▶ _Dataset content_
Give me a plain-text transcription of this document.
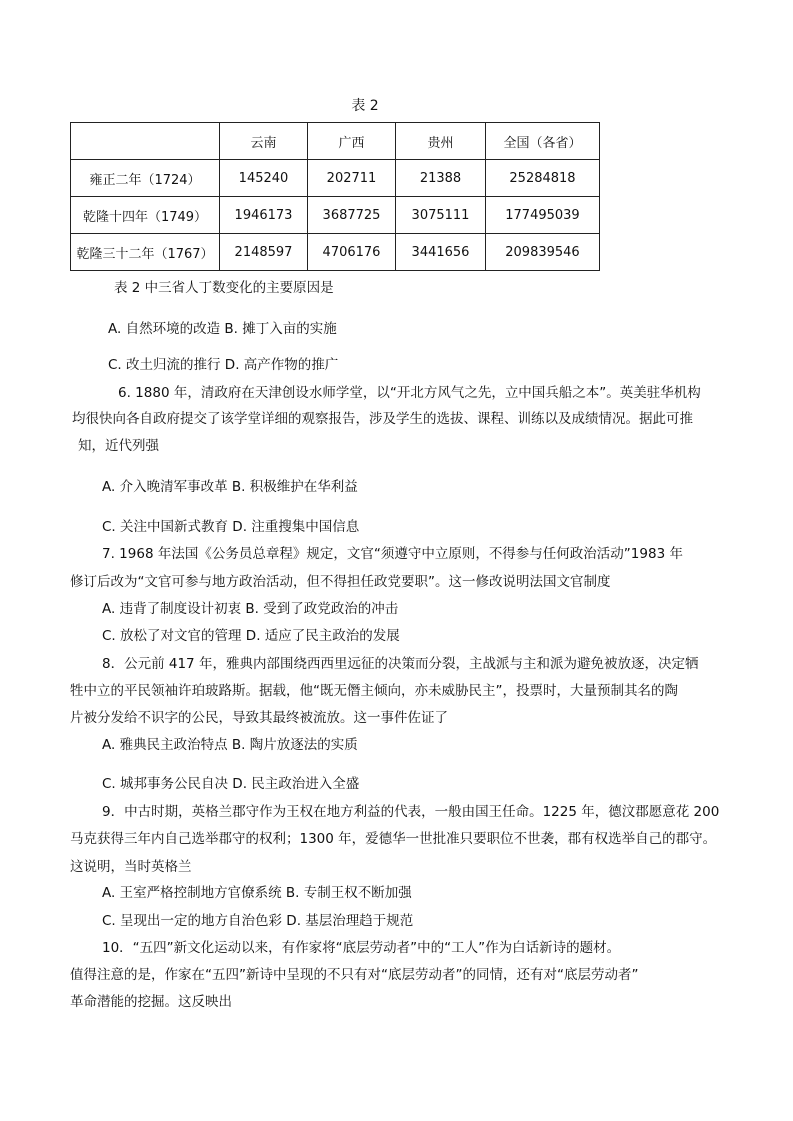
表 2
	云南	广西	贵州	全国（各省）
雍正二年（1724）	145240	202711	21388	25284818
乾隆十四年（1749）	1946173	3687725	3075111	177495039
乾隆三十二年（1767）	2148597	4706176	3441656	209839546
表 2 中三省人丁数变化的主要原因是
A. 自然环境的改造 B. 摊丁入亩的实施
C. 改土归流的推行 D. 高产作物的推广
6. 1880 年，清政府在天津创设水师学堂，以“开北方风气之先，立中国兵船之本”。英美驻华机构
均很快向各自政府提交了该学堂详细的观察报告，涉及学生的选拔、课程、训练以及成绩情况。据此可推
知，近代列强
A. 介入晚清军事改革 B. 积极维护在华利益
C. 关注中国新式教育 D. 注重搜集中国信息
7. 1968 年法国《公务员总章程》规定，文官“须遵守中立原则，不得参与任何政治活动”1983 年
修订后改为“文官可参与地方政治活动，但不得担任政党要职”。这一修改说明法国文官制度
A. 违背了制度设计初衷 B. 受到了政党政治的冲击
C. 放松了对文官的管理 D. 适应了民主政治的发展
8．公元前 417 年，雅典内部围绕西西里远征的决策而分裂，主战派与主和派为避免被放逐，决定牺
牲中立的平民领袖许珀玻路斯。据载，他“既无僭主倾向，亦未威胁民主”，投票时，大量预制其名的陶
片被分发给不识字的公民，导致其最终被流放。这一事件佐证了
A. 雅典民主政治特点 B. 陶片放逐法的实质
C. 城邦事务公民自决 D. 民主政治进入全盛
9．中古时期，英格兰郡守作为王权在地方利益的代表，一般由国王任命。1225 年，德汶郡愿意花 200
马克获得三年内自己选举郡守的权利；1300 年，爱德华一世批准只要职位不世袭，郡有权选举自己的郡守。
这说明，当时英格兰
A. 王室严格控制地方官僚系统 B. 专制王权不断加强
C. 呈现出一定的地方自治色彩 D. 基层治理趋于规范
10．“五四”新文化运动以来，有作家将“底层劳动者”中的“工人”作为白话新诗的题材。
值得注意的是，作家在“五四”新诗中呈现的不只有对“底层劳动者”的同情，还有对“底层劳动者”
革命潜能的挖掘。这反映出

▶ _Aim of the exercise_
Omit all pictures while transcribing the entries verbatim.

▶ _The response_
Give me a plain-text transcription of this document.
表 2
	云南	广西	贵州	全国（各省）
雍正二年（1724）	145240	202711	21388	25284818
乾隆十四年（1749）	1946173	3687725	3075111	177495039
乾隆三十二年（1767）	2148597	4706176	3441656	209839546
表 2 中三省人丁数变化的主要原因是
A. 自然环境的改造 B. 摊丁入亩的实施
C. 改土归流的推行 D. 高产作物的推广
6. 1880 年，清政府在天津创设水师学堂，以“开北方风气之先，立中国兵船之本”。英美驻华机构
均很快向各自政府提交了该学堂详细的观察报告，涉及学生的选拔、课程、训练以及成绩情况。据此可推
知，近代列强
A. 介入晚清军事改革 B. 积极维护在华利益
C. 关注中国新式教育 D. 注重搜集中国信息
7. 1968 年法国《公务员总章程》规定，文官“须遵守中立原则，不得参与任何政治活动”1983 年
修订后改为“文官可参与地方政治活动，但不得担任政党要职”。这一修改说明法国文官制度
A. 违背了制度设计初衷 B. 受到了政党政治的冲击
C. 放松了对文官的管理 D. 适应了民主政治的发展
8．公元前 417 年，雅典内部围绕西西里远征的决策而分裂，主战派与主和派为避免被放逐，决定牺
牲中立的平民领袖许珀玻路斯。据载，他“既无僭主倾向，亦未威胁民主”，投票时，大量预制其名的陶
片被分发给不识字的公民，导致其最终被流放。这一事件佐证了
A. 雅典民主政治特点 B. 陶片放逐法的实质
C. 城邦事务公民自决 D. 民主政治进入全盛
9．中古时期，英格兰郡守作为王权在地方利益的代表，一般由国王任命。1225 年，德汶郡愿意花 200
马克获得三年内自己选举郡守的权利；1300 年，爱德华一世批准只要职位不世袭，郡有权选举自己的郡守。
这说明，当时英格兰
A. 王室严格控制地方官僚系统 B. 专制王权不断加强
C. 呈现出一定的地方自治色彩 D. 基层治理趋于规范
10．“五四”新文化运动以来，有作家将“底层劳动者”中的“工人”作为白话新诗的题材。
值得注意的是，作家在“五四”新诗中呈现的不只有对“底层劳动者”的同情，还有对“底层劳动者”
革命潜能的挖掘。这反映出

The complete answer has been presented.